GIVEN TEXT Block Start
HEISGIRL: Fodder From a Female Football Fan

Living every week like it's Shark Week.

Sunday, January 28, 2007

Phat Camp

Me and Sally hit a couple house parties last nite while a house party was going on at my house. Did that make sense? I don't care. After more bloodys at brunch I came home and let the delayed hangover settle in. Roomie's first words to me were "wow, you really look like shit."

Anyways, I was happy to find that MTV was showing their documentary "Fat Camp." I've seen it several times and it just keeps getting more awesome. Teenagers are so cool. The only thing cooler than teenagers are fat teenagers at fat camp. Yea, okay, that was a little mean, but I feel like shit so I can be as mean as I want. SUCK IT.

As I watched it, I started to think (just like Carrie Bradshaw!) that it would be awesome to have a Phat Camp. If you saw the types of people that were at Saint Ex this morning, you would totally agree with me. Here is a sampling of things I would teach people at Phat Camp:

1. You can have a backpack. You can have a purse. But you cannot have a backpack purse. If you do, I will kill you.
GIVEN TEXT Block End
EXCERPTED DATA Block Start
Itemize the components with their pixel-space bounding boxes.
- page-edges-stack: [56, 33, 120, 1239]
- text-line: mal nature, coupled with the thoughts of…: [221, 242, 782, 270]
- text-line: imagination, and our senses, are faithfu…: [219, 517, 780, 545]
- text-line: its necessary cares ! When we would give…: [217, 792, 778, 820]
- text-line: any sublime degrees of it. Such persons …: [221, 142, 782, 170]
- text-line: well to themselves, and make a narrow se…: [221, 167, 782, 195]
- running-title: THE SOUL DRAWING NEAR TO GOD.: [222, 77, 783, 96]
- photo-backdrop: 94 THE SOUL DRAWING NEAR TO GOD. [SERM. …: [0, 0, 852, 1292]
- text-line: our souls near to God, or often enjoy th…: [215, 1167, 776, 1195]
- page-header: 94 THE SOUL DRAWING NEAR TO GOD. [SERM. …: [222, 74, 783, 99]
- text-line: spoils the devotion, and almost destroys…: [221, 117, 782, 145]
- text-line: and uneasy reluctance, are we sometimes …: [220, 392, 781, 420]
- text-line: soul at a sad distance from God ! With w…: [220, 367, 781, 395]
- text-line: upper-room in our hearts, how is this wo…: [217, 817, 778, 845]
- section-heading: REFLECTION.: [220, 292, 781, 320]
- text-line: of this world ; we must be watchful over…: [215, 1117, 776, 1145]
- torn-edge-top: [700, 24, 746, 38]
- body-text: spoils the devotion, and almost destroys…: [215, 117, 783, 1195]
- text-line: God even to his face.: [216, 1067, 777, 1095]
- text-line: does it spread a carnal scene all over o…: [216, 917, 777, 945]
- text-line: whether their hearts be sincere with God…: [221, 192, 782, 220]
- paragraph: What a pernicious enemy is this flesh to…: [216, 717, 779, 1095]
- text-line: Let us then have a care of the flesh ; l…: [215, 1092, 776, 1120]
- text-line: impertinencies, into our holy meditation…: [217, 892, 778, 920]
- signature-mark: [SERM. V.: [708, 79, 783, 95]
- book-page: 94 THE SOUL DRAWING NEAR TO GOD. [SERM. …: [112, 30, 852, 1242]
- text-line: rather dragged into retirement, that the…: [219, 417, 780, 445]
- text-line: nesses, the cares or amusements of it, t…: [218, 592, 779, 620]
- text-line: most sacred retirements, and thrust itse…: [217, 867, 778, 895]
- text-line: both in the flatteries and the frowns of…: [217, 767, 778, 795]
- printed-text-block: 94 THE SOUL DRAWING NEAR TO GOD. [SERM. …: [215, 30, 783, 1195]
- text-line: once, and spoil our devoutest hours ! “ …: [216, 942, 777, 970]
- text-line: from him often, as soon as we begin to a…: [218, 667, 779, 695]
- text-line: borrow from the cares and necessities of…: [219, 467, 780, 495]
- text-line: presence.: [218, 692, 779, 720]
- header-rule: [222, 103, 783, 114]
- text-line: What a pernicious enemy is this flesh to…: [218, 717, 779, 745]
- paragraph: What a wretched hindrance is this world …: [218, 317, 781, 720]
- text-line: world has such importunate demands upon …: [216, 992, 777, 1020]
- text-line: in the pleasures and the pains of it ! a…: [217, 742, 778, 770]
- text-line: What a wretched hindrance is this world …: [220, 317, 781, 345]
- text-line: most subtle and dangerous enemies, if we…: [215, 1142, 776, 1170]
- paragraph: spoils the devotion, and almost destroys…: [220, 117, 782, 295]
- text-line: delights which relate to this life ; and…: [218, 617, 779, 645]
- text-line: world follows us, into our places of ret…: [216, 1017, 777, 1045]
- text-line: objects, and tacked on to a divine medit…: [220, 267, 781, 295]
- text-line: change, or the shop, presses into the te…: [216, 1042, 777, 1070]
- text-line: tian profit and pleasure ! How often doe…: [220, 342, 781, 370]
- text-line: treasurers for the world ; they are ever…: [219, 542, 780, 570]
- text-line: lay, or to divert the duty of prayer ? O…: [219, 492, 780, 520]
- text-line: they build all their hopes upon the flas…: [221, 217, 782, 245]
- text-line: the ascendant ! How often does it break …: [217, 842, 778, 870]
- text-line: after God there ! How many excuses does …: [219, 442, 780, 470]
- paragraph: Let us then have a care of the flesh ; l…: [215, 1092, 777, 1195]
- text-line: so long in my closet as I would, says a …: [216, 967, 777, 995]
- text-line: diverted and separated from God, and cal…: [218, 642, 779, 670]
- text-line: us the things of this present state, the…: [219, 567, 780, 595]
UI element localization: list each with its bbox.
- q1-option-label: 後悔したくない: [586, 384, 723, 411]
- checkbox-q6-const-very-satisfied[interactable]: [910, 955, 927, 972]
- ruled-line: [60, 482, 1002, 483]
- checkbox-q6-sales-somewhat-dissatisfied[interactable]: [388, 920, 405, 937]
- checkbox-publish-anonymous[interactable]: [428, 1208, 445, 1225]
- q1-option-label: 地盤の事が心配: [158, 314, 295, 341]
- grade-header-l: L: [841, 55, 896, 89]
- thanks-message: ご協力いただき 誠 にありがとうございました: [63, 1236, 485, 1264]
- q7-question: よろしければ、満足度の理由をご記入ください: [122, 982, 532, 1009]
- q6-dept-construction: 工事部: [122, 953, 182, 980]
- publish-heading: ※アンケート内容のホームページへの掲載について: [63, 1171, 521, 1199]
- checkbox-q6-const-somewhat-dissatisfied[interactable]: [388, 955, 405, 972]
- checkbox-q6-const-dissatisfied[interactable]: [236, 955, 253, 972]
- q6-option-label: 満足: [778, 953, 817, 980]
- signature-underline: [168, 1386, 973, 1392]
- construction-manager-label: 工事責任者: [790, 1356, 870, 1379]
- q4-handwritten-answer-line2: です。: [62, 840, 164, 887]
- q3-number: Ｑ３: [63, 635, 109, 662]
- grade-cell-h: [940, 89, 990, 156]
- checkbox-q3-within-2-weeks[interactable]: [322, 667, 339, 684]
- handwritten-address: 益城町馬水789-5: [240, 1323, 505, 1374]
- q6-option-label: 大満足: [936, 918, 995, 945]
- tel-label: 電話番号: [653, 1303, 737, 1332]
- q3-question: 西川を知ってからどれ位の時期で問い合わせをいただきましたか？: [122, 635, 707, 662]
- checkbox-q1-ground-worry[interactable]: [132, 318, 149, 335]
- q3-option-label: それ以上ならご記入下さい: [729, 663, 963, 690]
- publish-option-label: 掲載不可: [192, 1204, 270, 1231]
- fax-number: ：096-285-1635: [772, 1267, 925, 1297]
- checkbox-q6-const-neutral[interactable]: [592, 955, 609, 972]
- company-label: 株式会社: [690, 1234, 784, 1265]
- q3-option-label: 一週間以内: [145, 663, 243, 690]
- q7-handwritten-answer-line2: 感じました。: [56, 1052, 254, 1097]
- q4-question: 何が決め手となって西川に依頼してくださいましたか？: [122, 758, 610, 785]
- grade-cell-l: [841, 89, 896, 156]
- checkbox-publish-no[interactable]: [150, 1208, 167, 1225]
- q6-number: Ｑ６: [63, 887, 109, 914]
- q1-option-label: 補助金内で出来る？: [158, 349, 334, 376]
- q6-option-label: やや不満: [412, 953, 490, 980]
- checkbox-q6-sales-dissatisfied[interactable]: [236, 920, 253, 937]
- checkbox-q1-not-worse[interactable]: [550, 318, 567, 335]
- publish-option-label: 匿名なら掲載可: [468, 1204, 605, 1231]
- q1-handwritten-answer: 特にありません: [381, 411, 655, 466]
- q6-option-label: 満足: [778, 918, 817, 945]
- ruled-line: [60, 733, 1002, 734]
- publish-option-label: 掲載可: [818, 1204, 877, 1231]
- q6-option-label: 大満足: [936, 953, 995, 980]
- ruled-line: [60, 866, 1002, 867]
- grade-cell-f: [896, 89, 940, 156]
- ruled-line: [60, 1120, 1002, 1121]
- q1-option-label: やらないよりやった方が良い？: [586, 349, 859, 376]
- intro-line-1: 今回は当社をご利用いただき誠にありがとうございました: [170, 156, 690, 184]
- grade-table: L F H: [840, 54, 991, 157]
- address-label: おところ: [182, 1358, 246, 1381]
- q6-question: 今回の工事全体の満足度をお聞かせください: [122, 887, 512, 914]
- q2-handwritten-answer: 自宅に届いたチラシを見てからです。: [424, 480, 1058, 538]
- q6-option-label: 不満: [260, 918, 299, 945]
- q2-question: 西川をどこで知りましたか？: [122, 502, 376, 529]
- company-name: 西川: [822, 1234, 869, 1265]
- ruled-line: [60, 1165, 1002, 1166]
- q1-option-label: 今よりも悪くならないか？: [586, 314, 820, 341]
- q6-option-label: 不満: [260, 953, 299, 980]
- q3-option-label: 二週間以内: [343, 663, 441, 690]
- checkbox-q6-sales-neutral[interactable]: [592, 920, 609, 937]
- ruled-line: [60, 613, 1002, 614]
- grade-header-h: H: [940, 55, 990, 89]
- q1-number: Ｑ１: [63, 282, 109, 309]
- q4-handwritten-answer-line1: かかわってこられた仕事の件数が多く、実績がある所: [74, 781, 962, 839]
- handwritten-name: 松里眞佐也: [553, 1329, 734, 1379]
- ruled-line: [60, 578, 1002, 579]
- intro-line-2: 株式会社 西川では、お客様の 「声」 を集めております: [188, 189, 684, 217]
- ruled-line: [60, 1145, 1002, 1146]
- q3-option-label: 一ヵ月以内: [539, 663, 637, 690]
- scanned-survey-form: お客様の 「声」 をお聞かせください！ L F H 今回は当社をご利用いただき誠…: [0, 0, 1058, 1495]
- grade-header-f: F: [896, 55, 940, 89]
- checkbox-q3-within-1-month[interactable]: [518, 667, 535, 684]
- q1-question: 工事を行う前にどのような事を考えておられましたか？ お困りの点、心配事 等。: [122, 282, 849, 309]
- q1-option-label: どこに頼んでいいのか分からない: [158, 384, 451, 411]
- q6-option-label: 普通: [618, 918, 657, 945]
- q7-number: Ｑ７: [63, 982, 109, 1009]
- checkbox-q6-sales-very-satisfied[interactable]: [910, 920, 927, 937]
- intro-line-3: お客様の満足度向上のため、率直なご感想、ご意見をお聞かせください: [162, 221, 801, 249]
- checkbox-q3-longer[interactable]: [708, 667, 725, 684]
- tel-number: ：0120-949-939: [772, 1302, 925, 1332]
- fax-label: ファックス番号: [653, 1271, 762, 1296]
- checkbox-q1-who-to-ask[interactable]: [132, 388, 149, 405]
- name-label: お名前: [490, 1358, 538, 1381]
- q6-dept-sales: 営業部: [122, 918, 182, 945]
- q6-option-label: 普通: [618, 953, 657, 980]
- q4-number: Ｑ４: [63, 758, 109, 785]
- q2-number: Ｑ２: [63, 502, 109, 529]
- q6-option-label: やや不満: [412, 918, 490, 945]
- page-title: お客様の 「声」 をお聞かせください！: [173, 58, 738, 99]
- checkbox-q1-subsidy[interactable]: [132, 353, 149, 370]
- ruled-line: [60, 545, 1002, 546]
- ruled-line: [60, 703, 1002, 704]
EXCERPTED DATA Block End
# [EXERCISE REQUIREMENTS]
From the Phat Camp blog post above, write out the passage starting with "HEISGIRL: Fodder From" and going on through "want. SUCK IT.", with no changes.

# [RESULT FOR THIS TASK]
HEISGIRL: Fodder From a Female Football Fan

Living every week like it's Shark Week.

Sunday, January 28, 2007

Phat Camp

Me and Sally hit a couple house parties last nite while a house party was going on at my house. Did that make sense? I don't care. After more bloodys at brunch I came home and let the delayed hangover settle in. Roomie's first words to me were "wow, you really look like shit."

Anyways, I was happy to find that MTV was showing their documentary "Fat Camp." I've seen it several times and it just keeps getting more awesome. Teenagers are so cool. The only thing cooler than teenagers are fat teenagers at fat camp. Yea, okay, that was a little mean, but I feel like shit so I can be as mean as I want. SUCK IT.